The data -

— start —

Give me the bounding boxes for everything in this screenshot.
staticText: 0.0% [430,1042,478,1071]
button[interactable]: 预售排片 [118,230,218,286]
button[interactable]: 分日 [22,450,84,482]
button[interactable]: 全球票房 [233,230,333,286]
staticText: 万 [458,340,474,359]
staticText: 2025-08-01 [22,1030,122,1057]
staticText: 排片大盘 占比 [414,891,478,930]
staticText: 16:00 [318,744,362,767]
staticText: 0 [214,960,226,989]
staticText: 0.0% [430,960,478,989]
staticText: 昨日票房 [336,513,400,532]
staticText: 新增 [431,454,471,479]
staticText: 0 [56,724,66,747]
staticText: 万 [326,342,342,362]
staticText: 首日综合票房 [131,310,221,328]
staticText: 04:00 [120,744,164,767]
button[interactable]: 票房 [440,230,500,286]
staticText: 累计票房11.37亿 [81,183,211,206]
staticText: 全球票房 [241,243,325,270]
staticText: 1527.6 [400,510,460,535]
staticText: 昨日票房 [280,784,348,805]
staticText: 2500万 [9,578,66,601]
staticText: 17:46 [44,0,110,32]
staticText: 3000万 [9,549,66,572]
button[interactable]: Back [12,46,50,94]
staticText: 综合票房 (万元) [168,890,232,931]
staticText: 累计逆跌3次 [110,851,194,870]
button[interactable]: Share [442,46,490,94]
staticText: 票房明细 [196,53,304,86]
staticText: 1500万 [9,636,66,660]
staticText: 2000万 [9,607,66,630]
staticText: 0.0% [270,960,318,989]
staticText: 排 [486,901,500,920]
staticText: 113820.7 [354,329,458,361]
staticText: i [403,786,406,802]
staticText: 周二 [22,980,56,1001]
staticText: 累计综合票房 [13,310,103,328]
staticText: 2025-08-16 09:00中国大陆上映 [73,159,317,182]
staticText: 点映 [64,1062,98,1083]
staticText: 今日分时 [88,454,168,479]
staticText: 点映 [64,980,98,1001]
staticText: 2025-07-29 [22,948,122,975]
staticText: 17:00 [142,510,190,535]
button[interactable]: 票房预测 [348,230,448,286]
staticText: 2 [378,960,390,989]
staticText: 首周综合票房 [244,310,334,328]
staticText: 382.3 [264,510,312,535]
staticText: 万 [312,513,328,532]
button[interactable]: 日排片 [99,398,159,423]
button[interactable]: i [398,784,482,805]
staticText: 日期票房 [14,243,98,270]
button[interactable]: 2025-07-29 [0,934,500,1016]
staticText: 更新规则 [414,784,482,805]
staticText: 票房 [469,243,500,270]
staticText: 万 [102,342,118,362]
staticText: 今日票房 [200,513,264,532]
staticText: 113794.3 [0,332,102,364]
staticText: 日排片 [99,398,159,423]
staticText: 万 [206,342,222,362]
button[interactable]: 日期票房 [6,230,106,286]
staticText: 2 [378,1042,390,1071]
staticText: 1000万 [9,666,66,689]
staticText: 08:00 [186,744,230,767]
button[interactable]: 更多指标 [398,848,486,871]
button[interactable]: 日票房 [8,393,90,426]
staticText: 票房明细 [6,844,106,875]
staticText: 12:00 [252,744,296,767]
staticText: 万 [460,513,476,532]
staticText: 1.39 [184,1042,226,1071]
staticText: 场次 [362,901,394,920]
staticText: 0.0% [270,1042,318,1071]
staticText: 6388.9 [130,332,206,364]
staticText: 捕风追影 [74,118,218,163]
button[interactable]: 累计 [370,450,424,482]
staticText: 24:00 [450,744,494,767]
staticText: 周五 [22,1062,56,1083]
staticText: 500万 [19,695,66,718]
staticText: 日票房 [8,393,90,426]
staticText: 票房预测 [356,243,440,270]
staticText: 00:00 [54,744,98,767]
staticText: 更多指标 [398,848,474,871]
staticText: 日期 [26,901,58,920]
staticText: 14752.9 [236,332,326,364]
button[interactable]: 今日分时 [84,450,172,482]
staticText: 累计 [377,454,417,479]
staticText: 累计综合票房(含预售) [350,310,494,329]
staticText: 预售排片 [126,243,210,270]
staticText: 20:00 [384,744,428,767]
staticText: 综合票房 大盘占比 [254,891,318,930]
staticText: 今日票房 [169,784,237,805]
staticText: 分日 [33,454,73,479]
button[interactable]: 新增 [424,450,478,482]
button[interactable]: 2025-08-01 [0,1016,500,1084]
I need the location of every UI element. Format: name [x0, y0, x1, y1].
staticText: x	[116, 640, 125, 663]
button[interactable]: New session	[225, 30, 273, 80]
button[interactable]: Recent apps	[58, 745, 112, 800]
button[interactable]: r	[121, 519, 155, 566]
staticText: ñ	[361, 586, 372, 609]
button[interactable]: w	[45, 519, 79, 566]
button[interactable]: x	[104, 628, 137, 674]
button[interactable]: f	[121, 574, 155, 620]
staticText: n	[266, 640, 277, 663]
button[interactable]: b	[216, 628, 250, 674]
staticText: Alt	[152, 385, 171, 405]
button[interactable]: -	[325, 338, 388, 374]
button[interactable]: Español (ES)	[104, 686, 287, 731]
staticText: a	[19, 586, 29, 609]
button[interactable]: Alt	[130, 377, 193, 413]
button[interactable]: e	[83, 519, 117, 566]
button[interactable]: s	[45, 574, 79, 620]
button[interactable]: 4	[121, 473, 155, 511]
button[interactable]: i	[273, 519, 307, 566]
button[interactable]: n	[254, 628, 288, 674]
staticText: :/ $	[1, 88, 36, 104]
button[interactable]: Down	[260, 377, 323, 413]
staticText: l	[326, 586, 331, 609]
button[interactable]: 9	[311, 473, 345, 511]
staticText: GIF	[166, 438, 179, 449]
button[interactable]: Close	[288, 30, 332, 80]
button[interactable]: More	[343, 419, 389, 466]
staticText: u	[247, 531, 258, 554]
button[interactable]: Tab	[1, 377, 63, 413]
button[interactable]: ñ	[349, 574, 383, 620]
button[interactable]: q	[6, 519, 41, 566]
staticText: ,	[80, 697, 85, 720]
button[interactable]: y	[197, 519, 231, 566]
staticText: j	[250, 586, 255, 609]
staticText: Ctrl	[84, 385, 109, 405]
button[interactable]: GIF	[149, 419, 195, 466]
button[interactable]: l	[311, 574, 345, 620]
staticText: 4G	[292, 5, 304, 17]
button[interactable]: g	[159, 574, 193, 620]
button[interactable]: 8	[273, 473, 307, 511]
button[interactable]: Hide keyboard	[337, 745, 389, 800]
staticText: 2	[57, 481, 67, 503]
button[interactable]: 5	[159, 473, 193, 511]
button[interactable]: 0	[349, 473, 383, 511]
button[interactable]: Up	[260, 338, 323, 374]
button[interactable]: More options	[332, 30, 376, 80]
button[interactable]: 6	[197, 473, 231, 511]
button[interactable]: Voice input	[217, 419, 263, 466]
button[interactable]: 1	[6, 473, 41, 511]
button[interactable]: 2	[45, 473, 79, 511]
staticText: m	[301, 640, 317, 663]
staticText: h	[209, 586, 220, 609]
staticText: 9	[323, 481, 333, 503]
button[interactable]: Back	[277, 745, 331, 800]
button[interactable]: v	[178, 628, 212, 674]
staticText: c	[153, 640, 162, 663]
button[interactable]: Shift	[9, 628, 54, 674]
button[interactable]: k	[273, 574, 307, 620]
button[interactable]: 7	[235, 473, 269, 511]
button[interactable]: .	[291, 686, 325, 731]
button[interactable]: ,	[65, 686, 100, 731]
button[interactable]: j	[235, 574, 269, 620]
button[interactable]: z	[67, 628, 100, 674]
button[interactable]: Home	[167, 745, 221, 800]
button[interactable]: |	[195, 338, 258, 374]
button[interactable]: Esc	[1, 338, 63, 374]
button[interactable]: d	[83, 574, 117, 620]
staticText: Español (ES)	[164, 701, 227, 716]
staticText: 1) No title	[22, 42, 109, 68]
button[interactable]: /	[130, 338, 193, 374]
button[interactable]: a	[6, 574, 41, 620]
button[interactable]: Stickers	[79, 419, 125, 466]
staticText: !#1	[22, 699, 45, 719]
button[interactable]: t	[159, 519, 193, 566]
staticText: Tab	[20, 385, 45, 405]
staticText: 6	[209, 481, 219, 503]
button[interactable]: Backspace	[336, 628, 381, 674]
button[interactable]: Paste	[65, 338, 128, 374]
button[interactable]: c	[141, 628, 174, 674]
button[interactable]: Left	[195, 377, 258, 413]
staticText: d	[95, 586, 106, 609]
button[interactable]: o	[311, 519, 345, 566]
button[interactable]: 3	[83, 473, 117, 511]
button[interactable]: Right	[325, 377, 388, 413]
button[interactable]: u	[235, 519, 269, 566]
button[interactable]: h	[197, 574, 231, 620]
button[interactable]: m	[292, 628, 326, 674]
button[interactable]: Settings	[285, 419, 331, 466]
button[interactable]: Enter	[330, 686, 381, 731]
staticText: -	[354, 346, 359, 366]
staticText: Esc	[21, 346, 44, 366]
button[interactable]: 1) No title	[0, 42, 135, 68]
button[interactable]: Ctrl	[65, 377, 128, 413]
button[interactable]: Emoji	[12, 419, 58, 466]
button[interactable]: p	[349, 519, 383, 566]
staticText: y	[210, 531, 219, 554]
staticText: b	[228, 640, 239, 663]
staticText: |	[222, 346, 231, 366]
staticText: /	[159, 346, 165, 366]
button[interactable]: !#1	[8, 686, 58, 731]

— end —

What is asked - Update the records from their start through the line with "staticText: 首日综合票房 [131,310,221,328]", replacing "昨日票房" with "前日票房" and leaving everything else unchanged.

Exercise solution -
Give me the bounding boxes for everything in this screenshot.
staticText: 0.0% [430,1042,478,1071]
button[interactable]: 预售排片 [118,230,218,286]
button[interactable]: 分日 [22,450,84,482]
button[interactable]: 全球票房 [233,230,333,286]
staticText: 万 [458,340,474,359]
staticText: 2025-08-01 [22,1030,122,1057]
staticText: 排片大盘 占比 [414,891,478,930]
staticText: 16:00 [318,744,362,767]
staticText: 0 [214,960,226,989]
staticText: 0.0% [430,960,478,989]
staticText: 前日票房 [336,513,400,532]
staticText: 新增 [431,454,471,479]
staticText: 0 [56,724,66,747]
staticText: 万 [326,342,342,362]
staticText: 首日综合票房 [131,310,221,328]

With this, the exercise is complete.